-- start ITEMS --
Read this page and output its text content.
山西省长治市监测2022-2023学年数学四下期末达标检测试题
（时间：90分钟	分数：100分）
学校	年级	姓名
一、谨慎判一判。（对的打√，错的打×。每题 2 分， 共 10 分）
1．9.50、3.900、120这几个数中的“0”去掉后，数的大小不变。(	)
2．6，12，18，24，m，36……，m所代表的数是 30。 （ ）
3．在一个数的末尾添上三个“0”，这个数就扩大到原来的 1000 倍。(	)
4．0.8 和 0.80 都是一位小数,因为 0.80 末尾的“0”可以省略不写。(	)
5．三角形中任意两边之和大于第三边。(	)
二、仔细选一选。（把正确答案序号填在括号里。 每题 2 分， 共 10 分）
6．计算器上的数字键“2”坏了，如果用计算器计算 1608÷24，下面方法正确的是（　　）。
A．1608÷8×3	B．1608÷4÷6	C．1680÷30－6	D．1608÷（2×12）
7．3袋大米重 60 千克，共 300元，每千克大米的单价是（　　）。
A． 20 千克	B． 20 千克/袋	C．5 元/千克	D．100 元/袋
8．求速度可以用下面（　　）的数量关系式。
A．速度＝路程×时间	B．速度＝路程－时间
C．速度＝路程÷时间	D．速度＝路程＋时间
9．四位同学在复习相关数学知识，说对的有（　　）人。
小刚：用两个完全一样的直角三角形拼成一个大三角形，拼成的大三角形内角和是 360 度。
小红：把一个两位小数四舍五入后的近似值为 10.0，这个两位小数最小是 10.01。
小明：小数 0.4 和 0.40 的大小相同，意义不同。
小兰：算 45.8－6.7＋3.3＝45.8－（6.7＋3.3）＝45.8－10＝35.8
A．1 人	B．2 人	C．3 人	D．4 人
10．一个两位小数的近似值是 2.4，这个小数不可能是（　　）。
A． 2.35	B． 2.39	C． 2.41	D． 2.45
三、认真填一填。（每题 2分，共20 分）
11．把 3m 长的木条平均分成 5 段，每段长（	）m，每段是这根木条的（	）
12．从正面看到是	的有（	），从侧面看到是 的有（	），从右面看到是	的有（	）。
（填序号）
-- end ITEMS --
**TO DO:** Restate each record word for word.

**ANSWER TO THIS EXERCISE:**
Read this page and output its text content.
山西省长治市监测2022-2023学年数学四下期末达标检测试题
（时间：90分钟	分数：100分）
学校	年级	姓名
一、谨慎判一判。（对的打√，错的打×。每题 2 分， 共 10 分）
1．9.50、3.900、120这几个数中的“0”去掉后，数的大小不变。(	)
2．6，12，18，24，m，36……，m所代表的数是 30。 （ ）
3．在一个数的末尾添上三个“0”，这个数就扩大到原来的 1000 倍。(	)
4．0.8 和 0.80 都是一位小数,因为 0.80 末尾的“0”可以省略不写。(	)
5．三角形中任意两边之和大于第三边。(	)
二、仔细选一选。（把正确答案序号填在括号里。 每题 2 分， 共 10 分）
6．计算器上的数字键“2”坏了，如果用计算器计算 1608÷24，下面方法正确的是（　　）。
A．1608÷8×3	B．1608÷4÷6	C．1680÷30－6	D．1608÷（2×12）
7．3袋大米重 60 千克，共 300元，每千克大米的单价是（　　）。
A． 20 千克	B． 20 千克/袋	C．5 元/千克	D．100 元/袋
8．求速度可以用下面（　　）的数量关系式。
A．速度＝路程×时间	B．速度＝路程－时间
C．速度＝路程÷时间	D．速度＝路程＋时间
9．四位同学在复习相关数学知识，说对的有（　　）人。
小刚：用两个完全一样的直角三角形拼成一个大三角形，拼成的大三角形内角和是 360 度。
小红：把一个两位小数四舍五入后的近似值为 10.0，这个两位小数最小是 10.01。
小明：小数 0.4 和 0.40 的大小相同，意义不同。
小兰：算 45.8－6.7＋3.3＝45.8－（6.7＋3.3）＝45.8－10＝35.8
A．1 人	B．2 人	C．3 人	D．4 人
10．一个两位小数的近似值是 2.4，这个小数不可能是（　　）。
A． 2.35	B． 2.39	C． 2.41	D． 2.45
三、认真填一填。（每题 2分，共20 分）
11．把 3m 长的木条平均分成 5 段，每段长（	）m，每段是这根木条的（	）
12．从正面看到是	的有（	），从侧面看到是 的有（	），从右面看到是	的有（	）。
（填序号）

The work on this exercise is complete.